== Task to complete ==
Copy all of the material exactly. Pictures are not to appear in the copy.
## Begin
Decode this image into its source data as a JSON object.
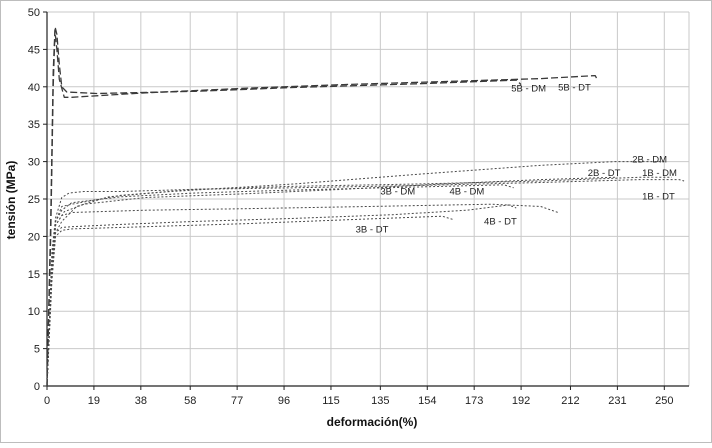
{
  "chart_data": {
    "type": "line",
    "xlabel": "deformación(%)",
    "ylabel": "tensión (MPa)",
    "xlim": [
      0,
      260
    ],
    "ylim": [
      0,
      50
    ],
    "x_ticks": [
      0,
      19,
      38,
      58,
      77,
      96,
      115,
      135,
      154,
      173,
      192,
      212,
      231,
      250
    ],
    "y_ticks": [
      0,
      5,
      10,
      15,
      20,
      25,
      30,
      35,
      40,
      45,
      50
    ],
    "grid": true,
    "legend": "none",
    "series": [
      {
        "name": "5B - DM",
        "style": "dashed",
        "label_at": [
          188,
          39.4
        ],
        "points": [
          [
            0,
            0
          ],
          [
            1.5,
            20
          ],
          [
            2.5,
            40
          ],
          [
            3.3,
            48
          ],
          [
            4,
            47
          ],
          [
            5,
            43
          ],
          [
            6,
            40
          ],
          [
            8,
            39.3
          ],
          [
            20,
            39.1
          ],
          [
            60,
            39.4
          ],
          [
            100,
            39.9
          ],
          [
            150,
            40.4
          ],
          [
            190,
            40.9
          ],
          [
            192,
            40.3
          ]
        ]
      },
      {
        "name": "5B - DT",
        "style": "dashed",
        "label_at": [
          207,
          39.5
        ],
        "points": [
          [
            0,
            0
          ],
          [
            1.5,
            22
          ],
          [
            2.5,
            42
          ],
          [
            3.2,
            47.5
          ],
          [
            4,
            45
          ],
          [
            5,
            41
          ],
          [
            7,
            38.6
          ],
          [
            10,
            38.6
          ],
          [
            40,
            39.2
          ],
          [
            80,
            39.8
          ],
          [
            120,
            40.3
          ],
          [
            160,
            40.7
          ],
          [
            200,
            41.1
          ],
          [
            222,
            41.5
          ],
          [
            223,
            40.9
          ]
        ]
      },
      {
        "name": "2B - DM",
        "style": "dotted",
        "label_at": [
          237,
          29.9
        ],
        "points": [
          [
            0,
            0
          ],
          [
            2,
            15
          ],
          [
            3.5,
            20.5
          ],
          [
            6,
            22
          ],
          [
            12,
            24
          ],
          [
            25,
            25.3
          ],
          [
            50,
            26
          ],
          [
            100,
            27
          ],
          [
            150,
            28.3
          ],
          [
            200,
            29.5
          ],
          [
            230,
            30
          ],
          [
            250,
            30
          ]
        ]
      },
      {
        "name": "2B - DT",
        "style": "dotted",
        "label_at": [
          219,
          28.1
        ],
        "points": [
          [
            0,
            0
          ],
          [
            2,
            16
          ],
          [
            3.5,
            21.5
          ],
          [
            7,
            23.3
          ],
          [
            15,
            24.3
          ],
          [
            40,
            25.2
          ],
          [
            80,
            25.7
          ],
          [
            120,
            26.3
          ],
          [
            160,
            27
          ],
          [
            200,
            27.6
          ],
          [
            230,
            27.9
          ]
        ]
      },
      {
        "name": "1B - DM",
        "style": "dotted",
        "label_at": [
          241,
          28.1
        ],
        "points": [
          [
            0,
            0
          ],
          [
            2,
            17
          ],
          [
            3.5,
            22
          ],
          [
            6,
            24
          ],
          [
            10,
            24.3
          ],
          [
            30,
            25.5
          ],
          [
            60,
            26.3
          ],
          [
            100,
            26.7
          ],
          [
            150,
            27
          ],
          [
            200,
            27.4
          ],
          [
            240,
            27.9
          ],
          [
            253,
            27.9
          ]
        ]
      },
      {
        "name": "1B - DT",
        "style": "dotted",
        "label_at": [
          241,
          24.9
        ],
        "points": [
          [
            0,
            0
          ],
          [
            2,
            18
          ],
          [
            3.5,
            22.5
          ],
          [
            6,
            25.2
          ],
          [
            9,
            25.8
          ],
          [
            15,
            26
          ],
          [
            30,
            26
          ],
          [
            60,
            26.3
          ],
          [
            100,
            26.5
          ],
          [
            150,
            26.8
          ],
          [
            200,
            27.2
          ],
          [
            240,
            27.6
          ],
          [
            256,
            27.6
          ],
          [
            258,
            27.4
          ]
        ]
      },
      {
        "name": "3B - DM",
        "style": "dotted",
        "label_at": [
          135,
          25.6
        ],
        "points": [
          [
            0,
            0
          ],
          [
            2,
            16
          ],
          [
            3.5,
            20.5
          ],
          [
            6,
            21.2
          ],
          [
            10,
            21.3
          ],
          [
            30,
            21.6
          ],
          [
            60,
            22
          ],
          [
            100,
            22.4
          ],
          [
            140,
            22.9
          ],
          [
            170,
            23.5
          ],
          [
            187,
            24.2
          ],
          [
            190,
            23.8
          ]
        ]
      },
      {
        "name": "4B - DM",
        "style": "dotted",
        "label_at": [
          163,
          25.6
        ],
        "points": [
          [
            0,
            0
          ],
          [
            2,
            16.5
          ],
          [
            3.5,
            22
          ],
          [
            6,
            23.5
          ],
          [
            10,
            24.5
          ],
          [
            30,
            25.3
          ],
          [
            60,
            25.8
          ],
          [
            100,
            26.2
          ],
          [
            150,
            26.6
          ],
          [
            185,
            26.9
          ],
          [
            189,
            26.5
          ]
        ]
      },
      {
        "name": "3B - DT",
        "style": "dotted",
        "label_at": [
          125,
          20.5
        ],
        "points": [
          [
            0,
            0
          ],
          [
            2,
            14
          ],
          [
            3.5,
            20
          ],
          [
            6,
            20.8
          ],
          [
            10,
            21
          ],
          [
            40,
            21.3
          ],
          [
            80,
            21.7
          ],
          [
            120,
            22.2
          ],
          [
            160,
            22.7
          ],
          [
            165,
            22.2
          ]
        ]
      },
      {
        "name": "4B - DT",
        "style": "dotted",
        "label_at": [
          177,
          21.6
        ],
        "points": [
          [
            0,
            0
          ],
          [
            2,
            15
          ],
          [
            3.5,
            21.5
          ],
          [
            6,
            22.8
          ],
          [
            10,
            23.2
          ],
          [
            40,
            23.5
          ],
          [
            80,
            23.7
          ],
          [
            130,
            24
          ],
          [
            180,
            24.3
          ],
          [
            200,
            24
          ],
          [
            207,
            23.2
          ]
        ]
      }
    ]
  }
}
## End
== Response to this task ==
Decode this image into its source data as a JSON object.
{
  "chart_data": {
    "type": "line",
    "xlabel": "deformación(%)",
    "ylabel": "tensión (MPa)",
    "xlim": [
      0,
      260
    ],
    "ylim": [
      0,
      50
    ],
    "x_ticks": [
      0,
      19,
      38,
      58,
      77,
      96,
      115,
      135,
      154,
      173,
      192,
      212,
      231,
      250
    ],
    "y_ticks": [
      0,
      5,
      10,
      15,
      20,
      25,
      30,
      35,
      40,
      45,
      50
    ],
    "grid": true,
    "legend": "none",
    "series": [
      {
        "name": "5B - DM",
        "style": "dashed",
        "label_at": [
          188,
          39.4
        ],
        "points": [
          [
            0,
            0
          ],
          [
            1.5,
            20
          ],
          [
            2.5,
            40
          ],
          [
            3.3,
            48
          ],
          [
            4,
            47
          ],
          [
            5,
            43
          ],
          [
            6,
            40
          ],
          [
            8,
            39.3
          ],
          [
            20,
            39.1
          ],
          [
            60,
            39.4
          ],
          [
            100,
            39.9
          ],
          [
            150,
            40.4
          ],
          [
            190,
            40.9
          ],
          [
            192,
            40.3
          ]
        ]
      },
      {
        "name": "5B - DT",
        "style": "dashed",
        "label_at": [
          207,
          39.5
        ],
        "points": [
          [
            0,
            0
          ],
          [
            1.5,
            22
          ],
          [
            2.5,
            42
          ],
          [
            3.2,
            47.5
          ],
          [
            4,
            45
          ],
          [
            5,
            41
          ],
          [
            7,
            38.6
          ],
          [
            10,
            38.6
          ],
          [
            40,
            39.2
          ],
          [
            80,
            39.8
          ],
          [
            120,
            40.3
          ],
          [
            160,
            40.7
          ],
          [
            200,
            41.1
          ],
          [
            222,
            41.5
          ],
          [
            223,
            40.9
          ]
        ]
      },
      {
        "name": "2B - DM",
        "style": "dotted",
        "label_at": [
          237,
          29.9
        ],
        "points": [
          [
            0,
            0
          ],
          [
            2,
            15
          ],
          [
            3.5,
            20.5
          ],
          [
            6,
            22
          ],
          [
            12,
            24
          ],
          [
            25,
            25.3
          ],
          [
            50,
            26
          ],
          [
            100,
            27
          ],
          [
            150,
            28.3
          ],
          [
            200,
            29.5
          ],
          [
            230,
            30
          ],
          [
            250,
            30
          ]
        ]
      },
      {
        "name": "2B - DT",
        "style": "dotted",
        "label_at": [
          219,
          28.1
        ],
        "points": [
          [
            0,
            0
          ],
          [
            2,
            16
          ],
          [
            3.5,
            21.5
          ],
          [
            7,
            23.3
          ],
          [
            15,
            24.3
          ],
          [
            40,
            25.2
          ],
          [
            80,
            25.7
          ],
          [
            120,
            26.3
          ],
          [
            160,
            27
          ],
          [
            200,
            27.6
          ],
          [
            230,
            27.9
          ]
        ]
      },
      {
        "name": "1B - DM",
        "style": "dotted",
        "label_at": [
          241,
          28.1
        ],
        "points": [
          [
            0,
            0
          ],
          [
            2,
            17
          ],
          [
            3.5,
            22
          ],
          [
            6,
            24
          ],
          [
            10,
            24.3
          ],
          [
            30,
            25.5
          ],
          [
            60,
            26.3
          ],
          [
            100,
            26.7
          ],
          [
            150,
            27
          ],
          [
            200,
            27.4
          ],
          [
            240,
            27.9
          ],
          [
            253,
            27.9
          ]
        ]
      },
      {
        "name": "1B - DT",
        "style": "dotted",
        "label_at": [
          241,
          24.9
        ],
        "points": [
          [
            0,
            0
          ],
          [
            2,
            18
          ],
          [
            3.5,
            22.5
          ],
          [
            6,
            25.2
          ],
          [
            9,
            25.8
          ],
          [
            15,
            26
          ],
          [
            30,
            26
          ],
          [
            60,
            26.3
          ],
          [
            100,
            26.5
          ],
          [
            150,
            26.8
          ],
          [
            200,
            27.2
          ],
          [
            240,
            27.6
          ],
          [
            256,
            27.6
          ],
          [
            258,
            27.4
          ]
        ]
      },
      {
        "name": "3B - DM",
        "style": "dotted",
        "label_at": [
          135,
          25.6
        ],
        "points": [
          [
            0,
            0
          ],
          [
            2,
            16
          ],
          [
            3.5,
            20.5
          ],
          [
            6,
            21.2
          ],
          [
            10,
            21.3
          ],
          [
            30,
            21.6
          ],
          [
            60,
            22
          ],
          [
            100,
            22.4
          ],
          [
            140,
            22.9
          ],
          [
            170,
            23.5
          ],
          [
            187,
            24.2
          ],
          [
            190,
            23.8
          ]
        ]
      },
      {
        "name": "4B - DM",
        "style": "dotted",
        "label_at": [
          163,
          25.6
        ],
        "points": [
          [
            0,
            0
          ],
          [
            2,
            16.5
          ],
          [
            3.5,
            22
          ],
          [
            6,
            23.5
          ],
          [
            10,
            24.5
          ],
          [
            30,
            25.3
          ],
          [
            60,
            25.8
          ],
          [
            100,
            26.2
          ],
          [
            150,
            26.6
          ],
          [
            185,
            26.9
          ],
          [
            189,
            26.5
          ]
        ]
      },
      {
        "name": "3B - DT",
        "style": "dotted",
        "label_at": [
          125,
          20.5
        ],
        "points": [
          [
            0,
            0
          ],
          [
            2,
            14
          ],
          [
            3.5,
            20
          ],
          [
            6,
            20.8
          ],
          [
            10,
            21
          ],
          [
            40,
            21.3
          ],
          [
            80,
            21.7
          ],
          [
            120,
            22.2
          ],
          [
            160,
            22.7
          ],
          [
            165,
            22.2
          ]
        ]
      },
      {
        "name": "4B - DT",
        "style": "dotted",
        "label_at": [
          177,
          21.6
        ],
        "points": [
          [
            0,
            0
          ],
          [
            2,
            15
          ],
          [
            3.5,
            21.5
          ],
          [
            6,
            22.8
          ],
          [
            10,
            23.2
          ],
          [
            40,
            23.5
          ],
          [
            80,
            23.7
          ],
          [
            130,
            24
          ],
          [
            180,
            24.3
          ],
          [
            200,
            24
          ],
          [
            207,
            23.2
          ]
        ]
      }
    ]
  }
}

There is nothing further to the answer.